Problem to solve: Gather all lines in the data that hold the string "screenshot".

Material for this exercise:
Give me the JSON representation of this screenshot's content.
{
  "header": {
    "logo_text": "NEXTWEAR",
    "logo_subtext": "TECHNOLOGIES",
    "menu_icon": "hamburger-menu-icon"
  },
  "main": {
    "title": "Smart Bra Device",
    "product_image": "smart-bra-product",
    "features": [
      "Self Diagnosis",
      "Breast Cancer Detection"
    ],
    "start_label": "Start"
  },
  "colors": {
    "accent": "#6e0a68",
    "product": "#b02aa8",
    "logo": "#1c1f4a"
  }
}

--

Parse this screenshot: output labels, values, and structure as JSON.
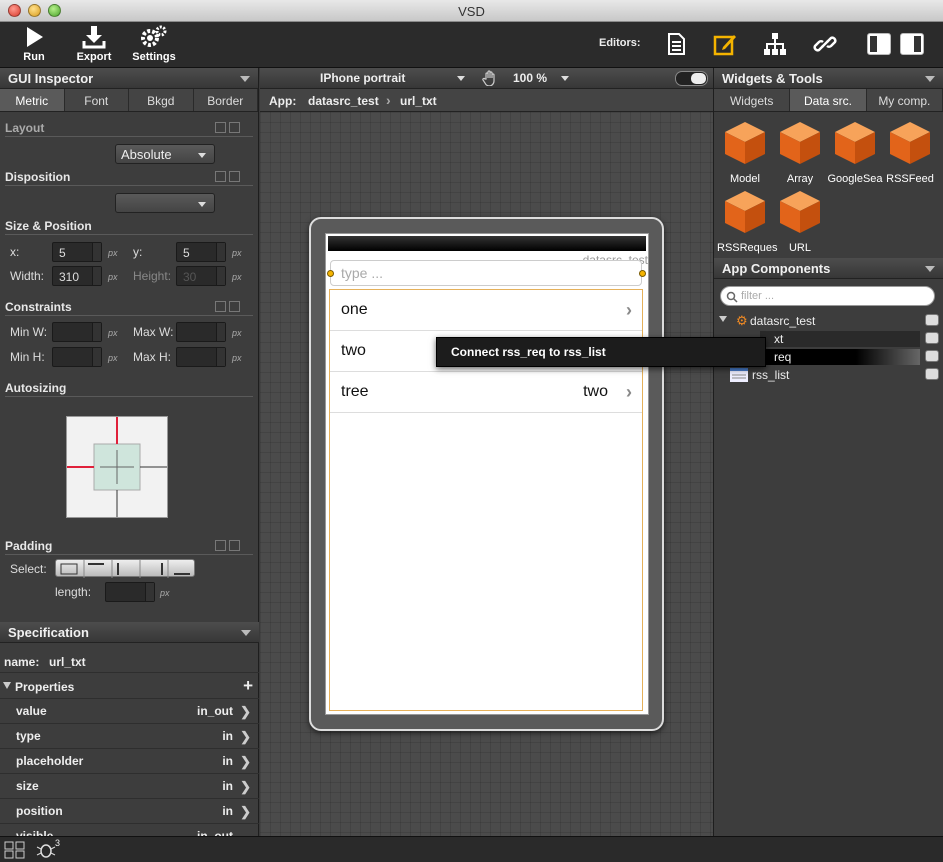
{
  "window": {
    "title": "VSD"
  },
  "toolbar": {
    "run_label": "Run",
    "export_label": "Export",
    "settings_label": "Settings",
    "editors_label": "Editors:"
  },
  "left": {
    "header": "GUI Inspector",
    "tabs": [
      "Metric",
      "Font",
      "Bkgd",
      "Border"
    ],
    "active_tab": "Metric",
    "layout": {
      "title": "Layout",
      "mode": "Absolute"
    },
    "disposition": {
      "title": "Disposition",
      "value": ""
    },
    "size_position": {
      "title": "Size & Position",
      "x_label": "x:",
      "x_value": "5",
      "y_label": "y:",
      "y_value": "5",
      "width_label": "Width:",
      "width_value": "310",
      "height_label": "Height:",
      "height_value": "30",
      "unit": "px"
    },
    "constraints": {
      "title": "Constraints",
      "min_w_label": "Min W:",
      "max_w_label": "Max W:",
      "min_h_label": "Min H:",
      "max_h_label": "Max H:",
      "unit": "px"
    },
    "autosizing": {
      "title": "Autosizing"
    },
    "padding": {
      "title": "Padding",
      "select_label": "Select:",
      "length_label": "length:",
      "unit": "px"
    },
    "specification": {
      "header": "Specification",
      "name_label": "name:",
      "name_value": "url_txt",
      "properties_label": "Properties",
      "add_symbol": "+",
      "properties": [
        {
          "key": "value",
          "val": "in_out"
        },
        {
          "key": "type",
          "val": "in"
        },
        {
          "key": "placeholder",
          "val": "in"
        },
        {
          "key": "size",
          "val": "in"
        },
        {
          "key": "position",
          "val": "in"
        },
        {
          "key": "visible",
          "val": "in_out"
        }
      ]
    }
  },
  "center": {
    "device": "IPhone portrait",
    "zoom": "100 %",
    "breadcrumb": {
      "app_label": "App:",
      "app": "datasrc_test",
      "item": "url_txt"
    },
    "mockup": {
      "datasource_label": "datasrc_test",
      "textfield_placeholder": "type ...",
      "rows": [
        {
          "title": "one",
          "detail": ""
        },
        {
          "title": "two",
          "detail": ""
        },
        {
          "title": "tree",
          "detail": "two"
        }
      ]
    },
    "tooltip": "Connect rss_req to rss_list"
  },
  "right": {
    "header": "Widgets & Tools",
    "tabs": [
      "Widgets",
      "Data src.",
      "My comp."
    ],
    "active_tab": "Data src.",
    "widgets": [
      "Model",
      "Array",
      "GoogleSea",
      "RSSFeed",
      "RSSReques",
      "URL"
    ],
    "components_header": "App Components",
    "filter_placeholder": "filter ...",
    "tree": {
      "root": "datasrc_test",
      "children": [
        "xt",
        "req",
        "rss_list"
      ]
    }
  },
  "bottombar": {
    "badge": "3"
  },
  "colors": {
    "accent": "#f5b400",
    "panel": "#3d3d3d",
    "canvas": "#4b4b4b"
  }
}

Finished task:
Give me the JSON representation of this screenshot's content.
Parse this screenshot: output labels, values, and structure as JSON.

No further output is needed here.